• _WHAT NEEDS TO BE DONE_
Each record must appear in the answer exactly as given.

++++ RECORDS SUPPLIED

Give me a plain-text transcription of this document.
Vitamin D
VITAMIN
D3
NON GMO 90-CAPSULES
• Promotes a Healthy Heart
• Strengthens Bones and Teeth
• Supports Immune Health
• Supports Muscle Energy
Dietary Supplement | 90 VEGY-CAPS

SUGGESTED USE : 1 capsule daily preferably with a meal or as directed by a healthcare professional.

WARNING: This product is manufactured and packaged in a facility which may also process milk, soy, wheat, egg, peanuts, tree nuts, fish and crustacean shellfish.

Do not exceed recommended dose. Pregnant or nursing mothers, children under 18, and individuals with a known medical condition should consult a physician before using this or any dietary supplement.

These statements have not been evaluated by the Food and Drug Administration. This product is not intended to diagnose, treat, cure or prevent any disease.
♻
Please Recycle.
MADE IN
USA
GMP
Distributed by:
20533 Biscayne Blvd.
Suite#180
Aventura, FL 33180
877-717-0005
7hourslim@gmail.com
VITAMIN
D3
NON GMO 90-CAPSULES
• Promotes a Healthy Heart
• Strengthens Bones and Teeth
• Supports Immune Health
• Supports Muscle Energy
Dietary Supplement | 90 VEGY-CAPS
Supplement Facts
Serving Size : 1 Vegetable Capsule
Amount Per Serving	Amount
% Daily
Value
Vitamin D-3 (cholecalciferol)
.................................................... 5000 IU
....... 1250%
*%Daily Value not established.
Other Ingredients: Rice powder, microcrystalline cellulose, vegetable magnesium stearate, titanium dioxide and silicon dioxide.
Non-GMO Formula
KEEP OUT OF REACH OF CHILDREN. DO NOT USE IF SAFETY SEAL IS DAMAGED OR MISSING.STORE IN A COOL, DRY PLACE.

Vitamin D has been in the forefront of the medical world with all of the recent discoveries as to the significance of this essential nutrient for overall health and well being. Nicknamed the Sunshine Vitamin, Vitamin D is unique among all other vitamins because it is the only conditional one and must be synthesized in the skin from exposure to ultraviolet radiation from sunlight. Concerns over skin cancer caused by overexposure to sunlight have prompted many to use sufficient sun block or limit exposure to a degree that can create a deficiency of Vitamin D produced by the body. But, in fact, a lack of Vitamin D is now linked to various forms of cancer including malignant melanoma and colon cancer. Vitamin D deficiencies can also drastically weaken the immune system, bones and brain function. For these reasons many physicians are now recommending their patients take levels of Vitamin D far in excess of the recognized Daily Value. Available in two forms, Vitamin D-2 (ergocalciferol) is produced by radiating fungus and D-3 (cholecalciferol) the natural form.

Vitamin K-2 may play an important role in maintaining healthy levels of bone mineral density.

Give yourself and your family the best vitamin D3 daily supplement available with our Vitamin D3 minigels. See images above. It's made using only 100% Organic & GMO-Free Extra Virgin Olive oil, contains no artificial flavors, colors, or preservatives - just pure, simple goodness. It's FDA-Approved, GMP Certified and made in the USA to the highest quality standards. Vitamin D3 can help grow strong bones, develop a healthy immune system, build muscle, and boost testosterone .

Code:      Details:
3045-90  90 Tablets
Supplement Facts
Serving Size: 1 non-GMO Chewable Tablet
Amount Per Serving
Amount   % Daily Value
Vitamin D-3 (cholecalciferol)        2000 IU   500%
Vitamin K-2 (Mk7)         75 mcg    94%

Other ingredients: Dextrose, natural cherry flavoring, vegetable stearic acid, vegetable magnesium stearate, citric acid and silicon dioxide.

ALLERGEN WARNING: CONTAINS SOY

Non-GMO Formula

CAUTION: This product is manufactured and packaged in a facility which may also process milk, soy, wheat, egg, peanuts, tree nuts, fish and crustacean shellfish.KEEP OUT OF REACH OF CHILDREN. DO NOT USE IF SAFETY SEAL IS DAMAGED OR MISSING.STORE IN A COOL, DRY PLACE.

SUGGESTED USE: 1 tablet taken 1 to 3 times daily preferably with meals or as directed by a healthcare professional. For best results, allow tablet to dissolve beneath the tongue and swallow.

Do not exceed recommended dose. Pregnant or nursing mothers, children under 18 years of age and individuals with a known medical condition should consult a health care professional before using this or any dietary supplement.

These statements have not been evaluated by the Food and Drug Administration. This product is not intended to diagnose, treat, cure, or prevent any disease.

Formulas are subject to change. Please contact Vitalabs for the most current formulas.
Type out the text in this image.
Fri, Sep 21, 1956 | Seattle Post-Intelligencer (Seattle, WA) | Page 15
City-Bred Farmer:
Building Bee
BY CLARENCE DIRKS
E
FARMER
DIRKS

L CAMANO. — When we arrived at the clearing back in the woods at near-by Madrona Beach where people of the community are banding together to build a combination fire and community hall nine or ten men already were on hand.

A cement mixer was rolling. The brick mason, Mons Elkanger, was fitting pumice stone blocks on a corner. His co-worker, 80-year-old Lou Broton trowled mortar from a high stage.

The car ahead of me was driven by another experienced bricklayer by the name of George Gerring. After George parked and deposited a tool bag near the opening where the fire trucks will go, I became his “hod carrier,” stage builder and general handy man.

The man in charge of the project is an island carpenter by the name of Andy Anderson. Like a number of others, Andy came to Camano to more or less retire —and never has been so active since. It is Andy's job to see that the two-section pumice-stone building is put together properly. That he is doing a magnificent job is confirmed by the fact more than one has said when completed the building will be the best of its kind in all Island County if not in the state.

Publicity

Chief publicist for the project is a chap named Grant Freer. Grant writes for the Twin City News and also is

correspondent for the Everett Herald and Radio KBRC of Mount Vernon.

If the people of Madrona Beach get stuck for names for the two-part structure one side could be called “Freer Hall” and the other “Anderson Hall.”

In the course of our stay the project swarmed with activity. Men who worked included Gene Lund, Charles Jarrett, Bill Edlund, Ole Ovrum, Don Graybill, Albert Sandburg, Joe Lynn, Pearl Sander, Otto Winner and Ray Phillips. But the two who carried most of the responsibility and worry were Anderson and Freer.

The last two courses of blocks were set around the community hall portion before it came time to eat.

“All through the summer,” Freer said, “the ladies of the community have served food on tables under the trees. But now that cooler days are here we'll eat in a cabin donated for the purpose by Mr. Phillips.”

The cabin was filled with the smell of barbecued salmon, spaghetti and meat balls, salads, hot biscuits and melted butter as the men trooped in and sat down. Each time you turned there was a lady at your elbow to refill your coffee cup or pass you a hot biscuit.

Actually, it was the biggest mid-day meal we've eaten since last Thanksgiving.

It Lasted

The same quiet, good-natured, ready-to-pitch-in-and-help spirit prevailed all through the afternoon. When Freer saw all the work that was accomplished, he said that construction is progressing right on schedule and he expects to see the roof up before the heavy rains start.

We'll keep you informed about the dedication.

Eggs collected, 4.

++++++++

• _RESULT OF THIS TASK_
Give me a plain-text transcription of this document.
Vitamin D
VITAMIN
D3
NON GMO 90-CAPSULES
• Promotes a Healthy Heart
• Strengthens Bones and Teeth
• Supports Immune Health
• Supports Muscle Energy
Dietary Supplement | 90 VEGY-CAPS

SUGGESTED USE : 1 capsule daily preferably with a meal or as directed by a healthcare professional.

WARNING: This product is manufactured and packaged in a facility which may also process milk, soy, wheat, egg, peanuts, tree nuts, fish and crustacean shellfish.

Do not exceed recommended dose. Pregnant or nursing mothers, children under 18, and individuals with a known medical condition should consult a physician before using this or any dietary supplement.

These statements have not been evaluated by the Food and Drug Administration. This product is not intended to diagnose, treat, cure or prevent any disease.
♻
Please Recycle.
MADE IN
USA
GMP
Distributed by:
20533 Biscayne Blvd.
Suite#180
Aventura, FL 33180
877-717-0005
7hourslim@gmail.com
VITAMIN
D3
NON GMO 90-CAPSULES
• Promotes a Healthy Heart
• Strengthens Bones and Teeth
• Supports Immune Health
• Supports Muscle Energy
Dietary Supplement | 90 VEGY-CAPS
Supplement Facts
Serving Size : 1 Vegetable Capsule
Amount Per Serving	Amount
% Daily
Value
Vitamin D-3 (cholecalciferol)
.................................................... 5000 IU
....... 1250%
*%Daily Value not established.
Other Ingredients: Rice powder, microcrystalline cellulose, vegetable magnesium stearate, titanium dioxide and silicon dioxide.
Non-GMO Formula
KEEP OUT OF REACH OF CHILDREN. DO NOT USE IF SAFETY SEAL IS DAMAGED OR MISSING.STORE IN A COOL, DRY PLACE.

Vitamin D has been in the forefront of the medical world with all of the recent discoveries as to the significance of this essential nutrient for overall health and well being. Nicknamed the Sunshine Vitamin, Vitamin D is unique among all other vitamins because it is the only conditional one and must be synthesized in the skin from exposure to ultraviolet radiation from sunlight. Concerns over skin cancer caused by overexposure to sunlight have prompted many to use sufficient sun block or limit exposure to a degree that can create a deficiency of Vitamin D produced by the body. But, in fact, a lack of Vitamin D is now linked to various forms of cancer including malignant melanoma and colon cancer. Vitamin D deficiencies can also drastically weaken the immune system, bones and brain function. For these reasons many physicians are now recommending their patients take levels of Vitamin D far in excess of the recognized Daily Value. Available in two forms, Vitamin D-2 (ergocalciferol) is produced by radiating fungus and D-3 (cholecalciferol) the natural form.

Vitamin K-2 may play an important role in maintaining healthy levels of bone mineral density.

Give yourself and your family the best vitamin D3 daily supplement available with our Vitamin D3 minigels. See images above. It's made using only 100% Organic & GMO-Free Extra Virgin Olive oil, contains no artificial flavors, colors, or preservatives - just pure, simple goodness. It's FDA-Approved, GMP Certified and made in the USA to the highest quality standards. Vitamin D3 can help grow strong bones, develop a healthy immune system, build muscle, and boost testosterone .

Code:      Details:
3045-90  90 Tablets
Supplement Facts
Serving Size: 1 non-GMO Chewable Tablet
Amount Per Serving
Amount   % Daily Value
Vitamin D-3 (cholecalciferol)        2000 IU   500%
Vitamin K-2 (Mk7)         75 mcg    94%

Other ingredients: Dextrose, natural cherry flavoring, vegetable stearic acid, vegetable magnesium stearate, citric acid and silicon dioxide.

ALLERGEN WARNING: CONTAINS SOY

Non-GMO Formula

CAUTION: This product is manufactured and packaged in a facility which may also process milk, soy, wheat, egg, peanuts, tree nuts, fish and crustacean shellfish.KEEP OUT OF REACH OF CHILDREN. DO NOT USE IF SAFETY SEAL IS DAMAGED OR MISSING.STORE IN A COOL, DRY PLACE.

SUGGESTED USE: 1 tablet taken 1 to 3 times daily preferably with meals or as directed by a healthcare professional. For best results, allow tablet to dissolve beneath the tongue and swallow.

Do not exceed recommended dose. Pregnant or nursing mothers, children under 18 years of age and individuals with a known medical condition should consult a health care professional before using this or any dietary supplement.

These statements have not been evaluated by the Food and Drug Administration. This product is not intended to diagnose, treat, cure, or prevent any disease.

Formulas are subject to change. Please contact Vitalabs for the most current formulas.
Type out the text in this image.
Fri, Sep 21, 1956 | Seattle Post-Intelligencer (Seattle, WA) | Page 15
City-Bred Farmer:
Building Bee
BY CLARENCE DIRKS
E
FARMER
DIRKS

L CAMANO. — When we arrived at the clearing back in the woods at near-by Madrona Beach where people of the community are banding together to build a combination fire and community hall nine or ten men already were on hand.

A cement mixer was rolling. The brick mason, Mons Elkanger, was fitting pumice stone blocks on a corner. His co-worker, 80-year-old Lou Broton trowled mortar from a high stage.

The car ahead of me was driven by another experienced bricklayer by the name of George Gerring. After George parked and deposited a tool bag near the opening where the fire trucks will go, I became his “hod carrier,” stage builder and general handy man.

The man in charge of the project is an island carpenter by the name of Andy Anderson. Like a number of others, Andy came to Camano to more or less retire —and never has been so active since. It is Andy's job to see that the two-section pumice-stone building is put together properly. That he is doing a magnificent job is confirmed by the fact more than one has said when completed the building will be the best of its kind in all Island County if not in the state.

Publicity

Chief publicist for the project is a chap named Grant Freer. Grant writes for the Twin City News and also is

correspondent for the Everett Herald and Radio KBRC of Mount Vernon.

If the people of Madrona Beach get stuck for names for the two-part structure one side could be called “Freer Hall” and the other “Anderson Hall.”

In the course of our stay the project swarmed with activity. Men who worked included Gene Lund, Charles Jarrett, Bill Edlund, Ole Ovrum, Don Graybill, Albert Sandburg, Joe Lynn, Pearl Sander, Otto Winner and Ray Phillips. But the two who carried most of the responsibility and worry were Anderson and Freer.

The last two courses of blocks were set around the community hall portion before it came time to eat.

“All through the summer,” Freer said, “the ladies of the community have served food on tables under the trees. But now that cooler days are here we'll eat in a cabin donated for the purpose by Mr. Phillips.”

The cabin was filled with the smell of barbecued salmon, spaghetti and meat balls, salads, hot biscuits and melted butter as the men trooped in and sat down. Each time you turned there was a lady at your elbow to refill your coffee cup or pass you a hot biscuit.

Actually, it was the biggest mid-day meal we've eaten since last Thanksgiving.

It Lasted

The same quiet, good-natured, ready-to-pitch-in-and-help spirit prevailed all through the afternoon. When Freer saw all the work that was accomplished, he said that construction is progressing right on schedule and he expects to see the roof up before the heavy rains start.

We'll keep you informed about the dedication.

Eggs collected, 4.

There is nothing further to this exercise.